# [Objective]
Every line that contains the word "городского" should be copied.

Start Information given

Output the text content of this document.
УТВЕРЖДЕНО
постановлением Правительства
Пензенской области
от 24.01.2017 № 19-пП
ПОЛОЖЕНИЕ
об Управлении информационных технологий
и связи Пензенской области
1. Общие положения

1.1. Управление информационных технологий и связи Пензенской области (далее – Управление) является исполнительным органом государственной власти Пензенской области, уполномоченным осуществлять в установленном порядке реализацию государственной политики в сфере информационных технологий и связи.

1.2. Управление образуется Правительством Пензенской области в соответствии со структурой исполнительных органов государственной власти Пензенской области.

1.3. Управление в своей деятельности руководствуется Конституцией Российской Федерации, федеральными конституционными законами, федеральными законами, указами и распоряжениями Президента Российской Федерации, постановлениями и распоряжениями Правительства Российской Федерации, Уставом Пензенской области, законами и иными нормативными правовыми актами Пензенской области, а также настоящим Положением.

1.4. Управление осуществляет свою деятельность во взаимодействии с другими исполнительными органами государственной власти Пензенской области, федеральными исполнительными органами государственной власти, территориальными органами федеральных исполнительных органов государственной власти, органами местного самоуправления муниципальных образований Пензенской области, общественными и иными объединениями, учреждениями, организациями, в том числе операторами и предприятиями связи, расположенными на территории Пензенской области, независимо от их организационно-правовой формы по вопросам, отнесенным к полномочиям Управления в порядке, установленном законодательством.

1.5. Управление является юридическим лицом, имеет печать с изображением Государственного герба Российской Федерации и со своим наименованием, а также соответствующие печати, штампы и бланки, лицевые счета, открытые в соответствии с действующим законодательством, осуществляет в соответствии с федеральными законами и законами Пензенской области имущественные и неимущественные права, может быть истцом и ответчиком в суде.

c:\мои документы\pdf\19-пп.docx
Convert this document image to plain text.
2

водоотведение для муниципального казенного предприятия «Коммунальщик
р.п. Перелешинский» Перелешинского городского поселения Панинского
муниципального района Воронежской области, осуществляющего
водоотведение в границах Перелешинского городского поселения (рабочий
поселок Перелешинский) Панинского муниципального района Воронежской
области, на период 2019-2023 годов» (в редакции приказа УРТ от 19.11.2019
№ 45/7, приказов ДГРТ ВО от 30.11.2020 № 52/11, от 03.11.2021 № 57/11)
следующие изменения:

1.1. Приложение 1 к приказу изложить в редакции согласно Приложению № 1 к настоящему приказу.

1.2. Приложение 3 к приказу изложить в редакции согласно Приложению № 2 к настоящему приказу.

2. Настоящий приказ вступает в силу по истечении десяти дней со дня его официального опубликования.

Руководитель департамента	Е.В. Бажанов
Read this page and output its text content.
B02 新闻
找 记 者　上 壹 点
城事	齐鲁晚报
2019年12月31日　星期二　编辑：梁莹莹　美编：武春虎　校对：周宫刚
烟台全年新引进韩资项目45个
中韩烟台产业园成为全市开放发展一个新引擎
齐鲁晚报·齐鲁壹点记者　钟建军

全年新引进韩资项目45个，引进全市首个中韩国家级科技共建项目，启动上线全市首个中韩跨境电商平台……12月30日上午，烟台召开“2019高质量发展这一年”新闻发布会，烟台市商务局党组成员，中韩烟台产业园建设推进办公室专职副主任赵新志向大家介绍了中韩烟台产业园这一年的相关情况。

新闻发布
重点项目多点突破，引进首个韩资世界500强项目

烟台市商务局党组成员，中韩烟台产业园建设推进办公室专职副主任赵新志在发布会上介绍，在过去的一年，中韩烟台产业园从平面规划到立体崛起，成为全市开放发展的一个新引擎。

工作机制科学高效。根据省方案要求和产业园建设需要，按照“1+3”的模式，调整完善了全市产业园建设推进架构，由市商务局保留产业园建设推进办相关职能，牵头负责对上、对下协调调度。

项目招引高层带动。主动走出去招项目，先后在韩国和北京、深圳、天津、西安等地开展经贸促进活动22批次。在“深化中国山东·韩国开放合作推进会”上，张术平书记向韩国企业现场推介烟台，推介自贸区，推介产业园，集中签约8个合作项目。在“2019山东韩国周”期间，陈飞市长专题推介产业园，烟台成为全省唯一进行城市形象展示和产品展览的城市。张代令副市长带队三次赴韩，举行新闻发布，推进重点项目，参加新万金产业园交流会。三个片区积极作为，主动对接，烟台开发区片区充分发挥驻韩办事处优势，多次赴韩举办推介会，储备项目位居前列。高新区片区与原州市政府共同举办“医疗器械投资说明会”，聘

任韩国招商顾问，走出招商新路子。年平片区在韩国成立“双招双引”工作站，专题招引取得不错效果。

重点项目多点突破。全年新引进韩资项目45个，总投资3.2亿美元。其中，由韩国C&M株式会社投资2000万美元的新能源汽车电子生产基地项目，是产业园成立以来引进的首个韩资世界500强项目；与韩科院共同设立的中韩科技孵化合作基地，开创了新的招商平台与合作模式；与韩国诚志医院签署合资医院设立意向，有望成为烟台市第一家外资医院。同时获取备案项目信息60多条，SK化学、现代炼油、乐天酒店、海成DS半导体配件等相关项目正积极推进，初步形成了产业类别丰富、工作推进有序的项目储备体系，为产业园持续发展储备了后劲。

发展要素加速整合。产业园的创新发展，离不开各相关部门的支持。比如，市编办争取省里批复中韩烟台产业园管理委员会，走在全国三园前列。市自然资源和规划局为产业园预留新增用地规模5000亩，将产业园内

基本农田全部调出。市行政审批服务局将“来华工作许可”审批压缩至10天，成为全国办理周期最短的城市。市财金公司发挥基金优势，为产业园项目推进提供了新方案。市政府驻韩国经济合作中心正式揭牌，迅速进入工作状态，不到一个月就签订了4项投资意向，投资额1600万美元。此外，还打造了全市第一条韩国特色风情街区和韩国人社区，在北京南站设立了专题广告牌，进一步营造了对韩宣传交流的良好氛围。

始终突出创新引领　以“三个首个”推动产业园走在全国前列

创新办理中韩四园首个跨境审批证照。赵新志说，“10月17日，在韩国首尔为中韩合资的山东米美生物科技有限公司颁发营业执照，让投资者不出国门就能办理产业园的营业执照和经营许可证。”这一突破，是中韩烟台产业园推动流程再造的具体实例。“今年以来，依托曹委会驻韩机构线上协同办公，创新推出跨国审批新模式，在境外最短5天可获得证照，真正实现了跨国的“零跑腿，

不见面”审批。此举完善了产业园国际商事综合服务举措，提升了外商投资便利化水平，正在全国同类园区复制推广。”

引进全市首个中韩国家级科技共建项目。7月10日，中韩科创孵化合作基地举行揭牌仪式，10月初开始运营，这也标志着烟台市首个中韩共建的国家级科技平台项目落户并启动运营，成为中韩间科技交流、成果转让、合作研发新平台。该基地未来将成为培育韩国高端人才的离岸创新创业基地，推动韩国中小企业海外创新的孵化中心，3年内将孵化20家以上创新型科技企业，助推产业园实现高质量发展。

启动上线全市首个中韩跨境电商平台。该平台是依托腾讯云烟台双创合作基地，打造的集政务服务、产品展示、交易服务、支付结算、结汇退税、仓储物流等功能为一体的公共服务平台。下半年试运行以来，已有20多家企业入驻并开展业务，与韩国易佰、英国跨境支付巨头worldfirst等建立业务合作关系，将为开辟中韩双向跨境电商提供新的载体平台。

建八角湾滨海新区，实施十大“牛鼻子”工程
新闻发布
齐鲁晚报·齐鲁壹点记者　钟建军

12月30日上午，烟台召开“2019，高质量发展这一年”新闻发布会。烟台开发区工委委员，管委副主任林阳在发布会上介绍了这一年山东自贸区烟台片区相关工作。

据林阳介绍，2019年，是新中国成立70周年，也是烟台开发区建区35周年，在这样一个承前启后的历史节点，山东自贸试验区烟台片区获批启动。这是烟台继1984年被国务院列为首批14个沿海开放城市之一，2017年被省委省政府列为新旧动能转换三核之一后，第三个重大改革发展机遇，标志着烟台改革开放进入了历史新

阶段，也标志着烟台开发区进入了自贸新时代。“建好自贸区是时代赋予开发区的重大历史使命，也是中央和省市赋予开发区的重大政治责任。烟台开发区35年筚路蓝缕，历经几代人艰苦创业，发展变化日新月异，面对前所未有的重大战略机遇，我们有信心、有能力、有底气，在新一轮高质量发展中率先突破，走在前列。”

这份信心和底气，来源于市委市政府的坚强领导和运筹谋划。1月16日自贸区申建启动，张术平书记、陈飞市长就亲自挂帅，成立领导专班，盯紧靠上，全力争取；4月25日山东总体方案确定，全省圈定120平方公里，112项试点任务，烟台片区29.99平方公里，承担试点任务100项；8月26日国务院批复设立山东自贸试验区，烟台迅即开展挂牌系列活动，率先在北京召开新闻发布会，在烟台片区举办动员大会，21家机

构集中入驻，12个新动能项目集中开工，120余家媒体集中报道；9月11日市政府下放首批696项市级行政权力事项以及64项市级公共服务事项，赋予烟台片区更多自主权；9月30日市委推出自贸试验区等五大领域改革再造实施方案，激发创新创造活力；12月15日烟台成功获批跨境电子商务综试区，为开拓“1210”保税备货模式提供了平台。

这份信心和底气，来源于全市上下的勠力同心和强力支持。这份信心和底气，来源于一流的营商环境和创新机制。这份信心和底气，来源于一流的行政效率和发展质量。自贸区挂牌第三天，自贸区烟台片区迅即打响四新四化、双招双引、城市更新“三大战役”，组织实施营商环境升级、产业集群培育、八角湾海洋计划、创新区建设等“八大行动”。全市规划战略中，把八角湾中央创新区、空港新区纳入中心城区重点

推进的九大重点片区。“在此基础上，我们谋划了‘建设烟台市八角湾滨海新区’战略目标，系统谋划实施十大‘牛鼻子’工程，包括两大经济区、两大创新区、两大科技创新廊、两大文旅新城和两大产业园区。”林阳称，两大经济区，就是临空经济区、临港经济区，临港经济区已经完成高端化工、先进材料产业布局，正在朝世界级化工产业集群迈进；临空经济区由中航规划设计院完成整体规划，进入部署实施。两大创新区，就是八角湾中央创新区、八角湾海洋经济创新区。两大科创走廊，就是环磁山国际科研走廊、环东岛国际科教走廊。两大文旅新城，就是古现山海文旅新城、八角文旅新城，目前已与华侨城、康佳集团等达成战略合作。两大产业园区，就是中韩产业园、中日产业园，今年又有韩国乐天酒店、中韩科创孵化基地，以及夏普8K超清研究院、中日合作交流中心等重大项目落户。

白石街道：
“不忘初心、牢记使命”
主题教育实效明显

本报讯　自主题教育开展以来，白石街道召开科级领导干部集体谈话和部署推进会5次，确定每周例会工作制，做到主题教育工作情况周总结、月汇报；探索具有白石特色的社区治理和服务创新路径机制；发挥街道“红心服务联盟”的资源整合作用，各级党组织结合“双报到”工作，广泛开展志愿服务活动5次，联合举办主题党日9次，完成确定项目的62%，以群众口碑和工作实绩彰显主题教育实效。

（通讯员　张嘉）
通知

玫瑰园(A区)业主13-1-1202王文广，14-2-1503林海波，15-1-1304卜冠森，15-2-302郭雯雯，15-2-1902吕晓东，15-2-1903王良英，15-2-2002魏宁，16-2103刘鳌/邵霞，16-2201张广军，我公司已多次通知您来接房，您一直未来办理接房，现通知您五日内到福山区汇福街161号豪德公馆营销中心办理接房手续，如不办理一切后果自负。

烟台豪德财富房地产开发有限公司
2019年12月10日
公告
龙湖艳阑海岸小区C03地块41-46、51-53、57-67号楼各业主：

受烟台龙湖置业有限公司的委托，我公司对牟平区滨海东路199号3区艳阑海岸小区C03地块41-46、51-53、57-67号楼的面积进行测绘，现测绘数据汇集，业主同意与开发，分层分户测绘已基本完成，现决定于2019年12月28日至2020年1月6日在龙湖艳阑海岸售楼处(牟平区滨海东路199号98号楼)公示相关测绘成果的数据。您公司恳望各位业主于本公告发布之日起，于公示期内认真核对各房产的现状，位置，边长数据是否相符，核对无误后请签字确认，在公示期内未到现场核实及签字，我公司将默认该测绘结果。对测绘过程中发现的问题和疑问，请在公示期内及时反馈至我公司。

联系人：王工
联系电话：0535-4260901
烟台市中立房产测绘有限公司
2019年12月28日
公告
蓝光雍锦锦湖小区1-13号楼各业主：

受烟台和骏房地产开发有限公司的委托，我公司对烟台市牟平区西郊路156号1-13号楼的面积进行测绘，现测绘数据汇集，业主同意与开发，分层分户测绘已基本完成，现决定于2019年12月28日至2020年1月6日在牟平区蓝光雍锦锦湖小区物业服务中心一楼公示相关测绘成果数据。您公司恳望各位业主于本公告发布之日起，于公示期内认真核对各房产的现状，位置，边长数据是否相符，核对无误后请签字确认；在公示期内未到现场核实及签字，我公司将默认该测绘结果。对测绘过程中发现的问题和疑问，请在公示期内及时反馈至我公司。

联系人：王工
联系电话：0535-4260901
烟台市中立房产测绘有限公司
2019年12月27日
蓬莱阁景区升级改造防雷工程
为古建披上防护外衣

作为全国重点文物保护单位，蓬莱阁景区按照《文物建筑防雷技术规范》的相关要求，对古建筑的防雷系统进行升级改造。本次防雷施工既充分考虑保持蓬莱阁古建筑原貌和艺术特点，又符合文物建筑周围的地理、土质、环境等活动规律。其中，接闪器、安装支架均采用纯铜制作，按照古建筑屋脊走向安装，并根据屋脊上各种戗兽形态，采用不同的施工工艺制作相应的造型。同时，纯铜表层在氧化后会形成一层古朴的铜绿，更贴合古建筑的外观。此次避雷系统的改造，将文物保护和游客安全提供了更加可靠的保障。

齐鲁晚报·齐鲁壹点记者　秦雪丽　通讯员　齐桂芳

End Information given

# [Expected answer]
р.п. Перелешинский» Перелешинского городского поселения Панинского
водоотведение в границах Перелешинского городского поселения (рабочий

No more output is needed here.